▸ What needs to be done: Examine the records and identify each line that includes the string "roots". Copy those lines.

-------------------------

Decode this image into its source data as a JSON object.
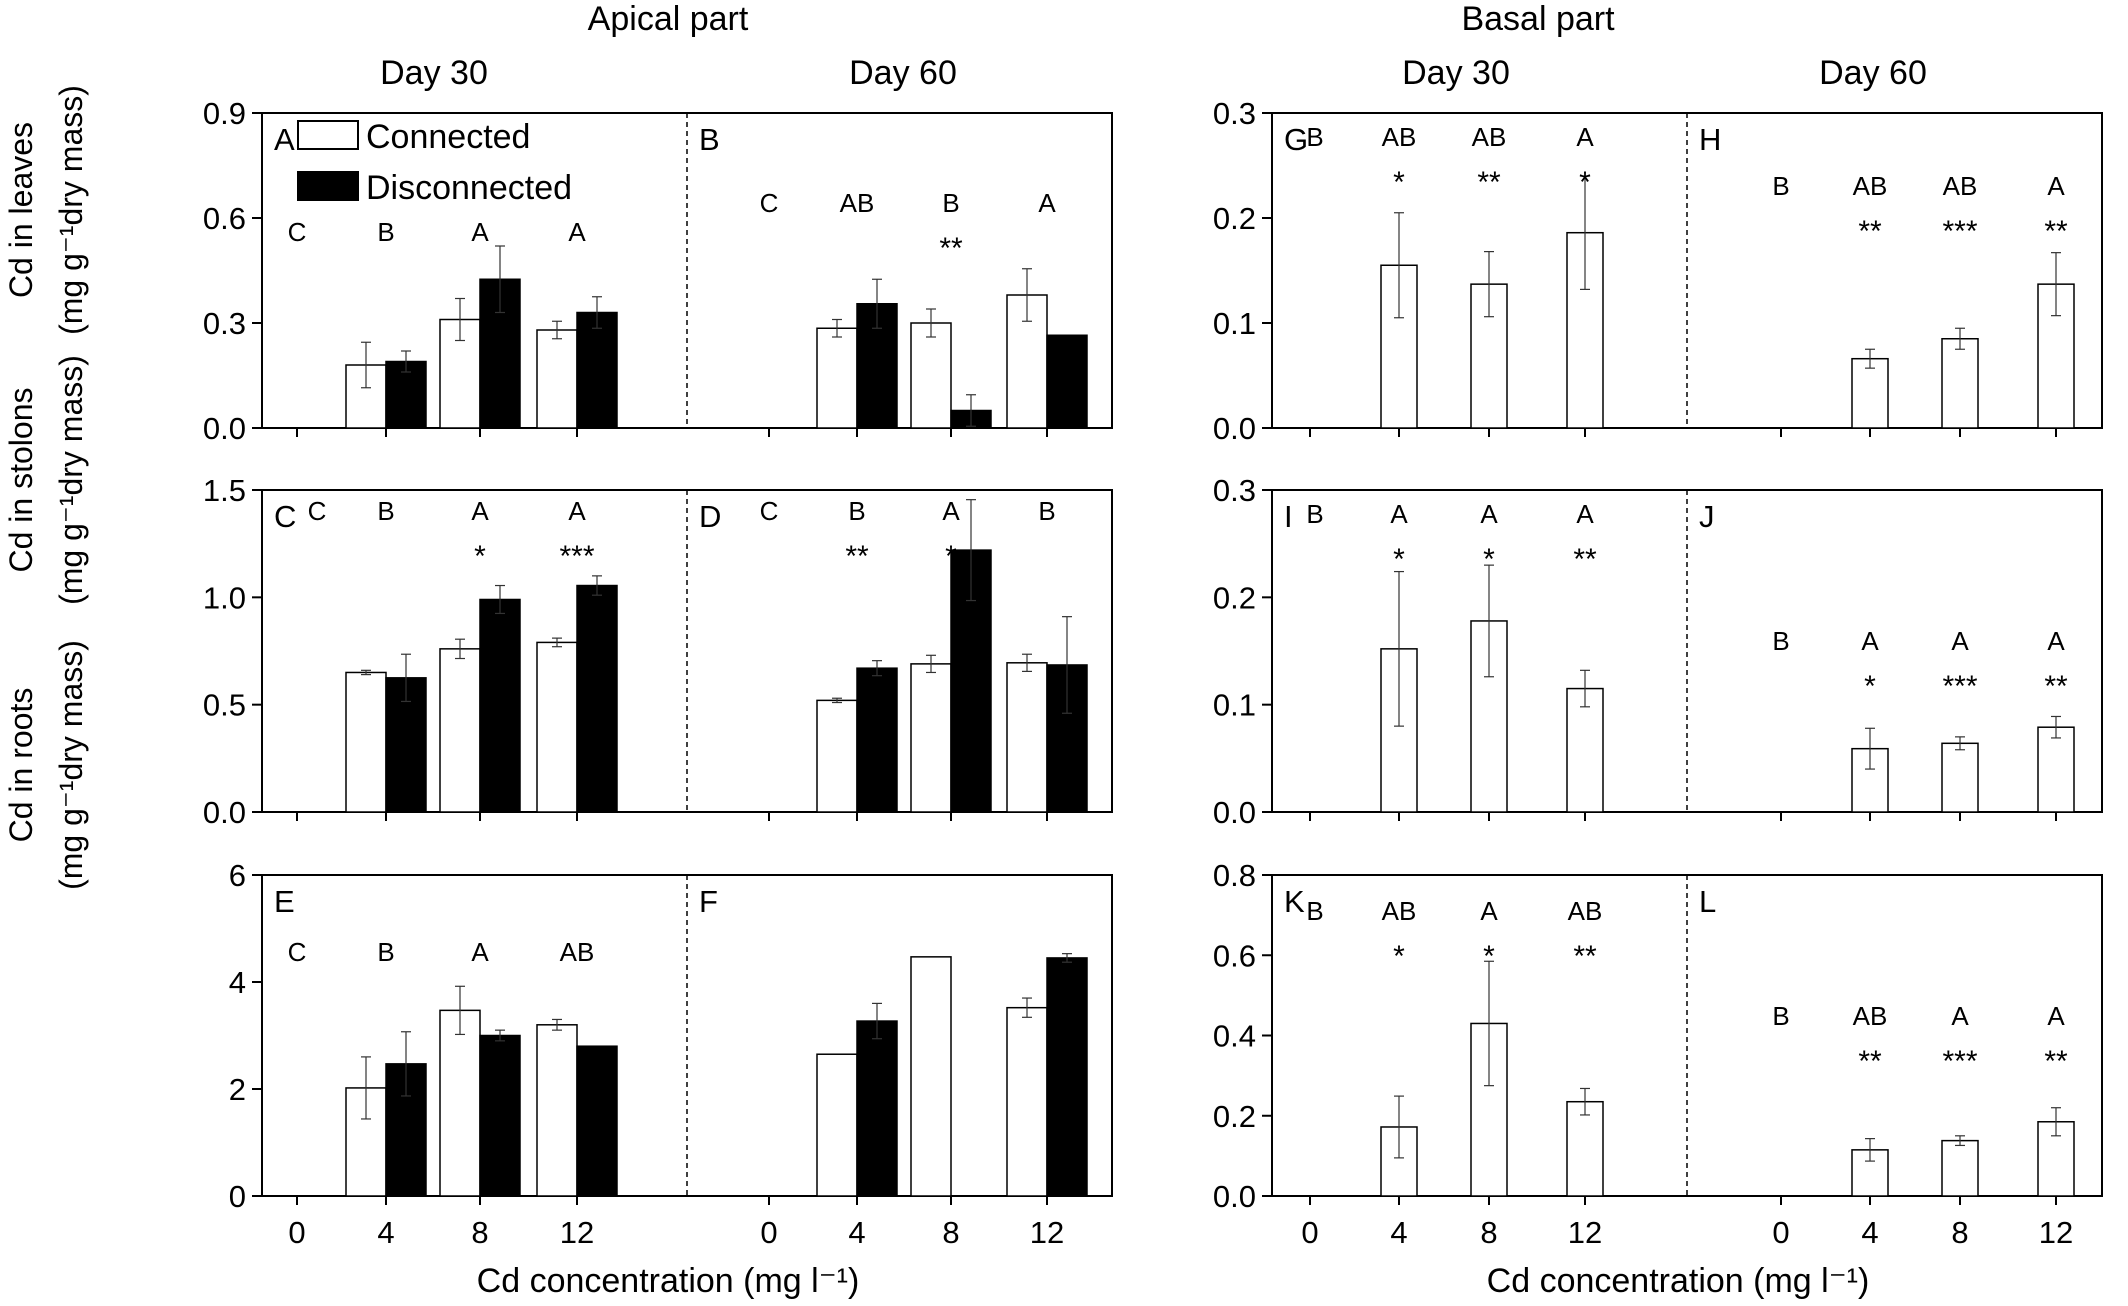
{
  "headers": {
    "apical": "Apical part",
    "basal": "Basal part",
    "day30": "Day 30",
    "day60": "Day 60"
  },
  "y_labels": {
    "leaves": {
      "main": "Cd in leaves",
      "unit": "(mg g⁻¹dry mass)"
    },
    "stolons": {
      "main": "Cd in stolons",
      "unit": "(mg g⁻¹dry mass)"
    },
    "roots": {
      "main": "Cd in roots",
      "unit": "(mg g⁻¹dry mass)"
    }
  },
  "x_label": "Cd concentration (mg l⁻¹)",
  "legend": {
    "connected": "Connected",
    "disconnected": "Disconnected"
  },
  "colors": {
    "connected": "#ffffff",
    "disconnected": "#000000",
    "axis": "#000000"
  },
  "chart_data": [
    {
      "type": "bar",
      "part": "Apical part",
      "row": "leaves",
      "ylim": [
        0,
        0.9
      ],
      "yticks": [
        0.0,
        0.3,
        0.6,
        0.9
      ],
      "ytick_labels": [
        "0.0",
        "0.3",
        "0.6",
        "0.9"
      ],
      "categories": [
        "0",
        "4",
        "8",
        "12"
      ],
      "panels": [
        {
          "letter": "A",
          "day": "Day 30",
          "connected": {
            "values": [
              null,
              0.18,
              0.31,
              0.28
            ],
            "errors": [
              null,
              0.065,
              0.06,
              0.025
            ]
          },
          "disconnected": {
            "values": [
              null,
              0.19,
              0.425,
              0.33
            ],
            "errors": [
              null,
              0.03,
              0.095,
              0.045
            ]
          },
          "letters": [
            "C",
            "B",
            "A",
            "A"
          ],
          "stars": [
            "",
            "",
            "",
            ""
          ]
        },
        {
          "letter": "B",
          "day": "Day 60",
          "connected": {
            "values": [
              null,
              0.285,
              0.3,
              0.38
            ],
            "errors": [
              null,
              0.025,
              0.04,
              0.075
            ]
          },
          "disconnected": {
            "values": [
              null,
              0.355,
              0.05,
              0.265
            ],
            "errors": [
              null,
              0.07,
              0.045,
              0
            ]
          },
          "letters": [
            "C",
            "AB",
            "B",
            "A"
          ],
          "stars": [
            "",
            "",
            "**",
            ""
          ]
        }
      ]
    },
    {
      "type": "bar",
      "part": "Apical part",
      "row": "stolons",
      "ylim": [
        0,
        1.5
      ],
      "yticks": [
        0.0,
        0.5,
        1.0,
        1.5
      ],
      "ytick_labels": [
        "0.0",
        "0.5",
        "1.0",
        "1.5"
      ],
      "categories": [
        "0",
        "4",
        "8",
        "12"
      ],
      "panels": [
        {
          "letter": "C",
          "day": "Day 30",
          "connected": {
            "values": [
              null,
              0.65,
              0.76,
              0.79
            ],
            "errors": [
              null,
              0.01,
              0.045,
              0.02
            ]
          },
          "disconnected": {
            "values": [
              null,
              0.625,
              0.99,
              1.055
            ],
            "errors": [
              null,
              0.11,
              0.065,
              0.045
            ]
          },
          "letters": [
            "C",
            "B",
            "A",
            "A"
          ],
          "stars": [
            "",
            "",
            "*",
            "***"
          ]
        },
        {
          "letter": "D",
          "day": "Day 60",
          "connected": {
            "values": [
              null,
              0.52,
              0.69,
              0.695
            ],
            "errors": [
              null,
              0.01,
              0.04,
              0.04
            ]
          },
          "disconnected": {
            "values": [
              null,
              0.67,
              1.22,
              0.685
            ],
            "errors": [
              null,
              0.035,
              0.235,
              0.225
            ]
          },
          "letters": [
            "C",
            "B",
            "A",
            "B"
          ],
          "stars": [
            "",
            "**",
            "*",
            ""
          ]
        }
      ]
    },
    {
      "type": "bar",
      "part": "Apical part",
      "row": "roots",
      "ylim": [
        0,
        6
      ],
      "yticks": [
        0,
        2,
        4,
        6
      ],
      "ytick_labels": [
        "0",
        "2",
        "4",
        "6"
      ],
      "categories": [
        "0",
        "4",
        "8",
        "12"
      ],
      "panels": [
        {
          "letter": "E",
          "day": "Day 30",
          "connected": {
            "values": [
              null,
              2.02,
              3.47,
              3.2
            ],
            "errors": [
              null,
              0.58,
              0.45,
              0.1
            ]
          },
          "disconnected": {
            "values": [
              null,
              2.47,
              3.0,
              2.8
            ],
            "errors": [
              null,
              0.6,
              0.1,
              0
            ]
          },
          "letters": [
            "C",
            "B",
            "A",
            "AB"
          ],
          "stars": [
            "",
            "",
            "",
            ""
          ]
        },
        {
          "letter": "F",
          "day": "Day 60",
          "connected": {
            "values": [
              null,
              2.65,
              4.47,
              3.52
            ],
            "errors": [
              null,
              0,
              0,
              0.18
            ]
          },
          "disconnected": {
            "values": [
              null,
              3.27,
              null,
              4.45
            ],
            "errors": [
              null,
              0.33,
              0,
              0.08
            ]
          },
          "letters": [
            "",
            "",
            "",
            ""
          ],
          "stars": [
            "",
            "",
            "",
            ""
          ]
        }
      ]
    },
    {
      "type": "bar",
      "part": "Basal part",
      "row": "leaves",
      "ylim": [
        0,
        0.3
      ],
      "yticks": [
        0.0,
        0.1,
        0.2,
        0.3
      ],
      "ytick_labels": [
        "0.0",
        "0.1",
        "0.2",
        "0.3"
      ],
      "categories": [
        "0",
        "4",
        "8",
        "12"
      ],
      "panels": [
        {
          "letter": "G",
          "day": "Day 30",
          "connected": {
            "values": [
              null,
              0.155,
              0.137,
              0.186
            ],
            "errors": [
              null,
              0.05,
              0.031,
              0.054
            ]
          },
          "letters": [
            "B",
            "AB",
            "AB",
            "A"
          ],
          "stars": [
            "",
            "*",
            "**",
            "*"
          ]
        },
        {
          "letter": "H",
          "day": "Day 60",
          "connected": {
            "values": [
              null,
              0.066,
              0.085,
              0.137
            ],
            "errors": [
              null,
              0.009,
              0.01,
              0.03
            ]
          },
          "letters": [
            "B",
            "AB",
            "AB",
            "A"
          ],
          "stars": [
            "",
            "**",
            "***",
            "**"
          ]
        }
      ]
    },
    {
      "type": "bar",
      "part": "Basal part",
      "row": "stolons",
      "ylim": [
        0,
        0.3
      ],
      "yticks": [
        0.0,
        0.1,
        0.2,
        0.3
      ],
      "ytick_labels": [
        "0.0",
        "0.1",
        "0.2",
        "0.3"
      ],
      "categories": [
        "0",
        "4",
        "8",
        "12"
      ],
      "panels": [
        {
          "letter": "I",
          "day": "Day 30",
          "connected": {
            "values": [
              null,
              0.152,
              0.178,
              0.115
            ],
            "errors": [
              null,
              0.072,
              0.052,
              0.017
            ]
          },
          "letters": [
            "B",
            "A",
            "A",
            "A"
          ],
          "stars": [
            "",
            "*",
            "*",
            "**"
          ]
        },
        {
          "letter": "J",
          "day": "Day 60",
          "connected": {
            "values": [
              null,
              0.059,
              0.064,
              0.079
            ],
            "errors": [
              null,
              0.019,
              0.006,
              0.01
            ]
          },
          "letters": [
            "B",
            "A",
            "A",
            "A"
          ],
          "stars": [
            "",
            "*",
            "***",
            "**"
          ]
        }
      ]
    },
    {
      "type": "bar",
      "part": "Basal part",
      "row": "roots",
      "ylim": [
        0,
        0.8
      ],
      "yticks": [
        0.0,
        0.2,
        0.4,
        0.6,
        0.8
      ],
      "ytick_labels": [
        "0.0",
        "0.2",
        "0.4",
        "0.6",
        "0.8"
      ],
      "categories": [
        "0",
        "4",
        "8",
        "12"
      ],
      "panels": [
        {
          "letter": "K",
          "day": "Day 30",
          "connected": {
            "values": [
              null,
              0.172,
              0.43,
              0.235
            ],
            "errors": [
              null,
              0.077,
              0.155,
              0.033
            ]
          },
          "letters": [
            "B",
            "AB",
            "A",
            "AB"
          ],
          "stars": [
            "",
            "*",
            "*",
            "**"
          ]
        },
        {
          "letter": "L",
          "day": "Day 60",
          "connected": {
            "values": [
              null,
              0.115,
              0.138,
              0.185
            ],
            "errors": [
              null,
              0.028,
              0.012,
              0.035
            ]
          },
          "letters": [
            "B",
            "AB",
            "A",
            "A"
          ],
          "stars": [
            "",
            "**",
            "***",
            "**"
          ]
        }
      ]
    }
  ]
}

-------------------------

▸ The output:
    "roots": {
      "main": "Cd in roots",
      "row": "roots",
      "row": "roots",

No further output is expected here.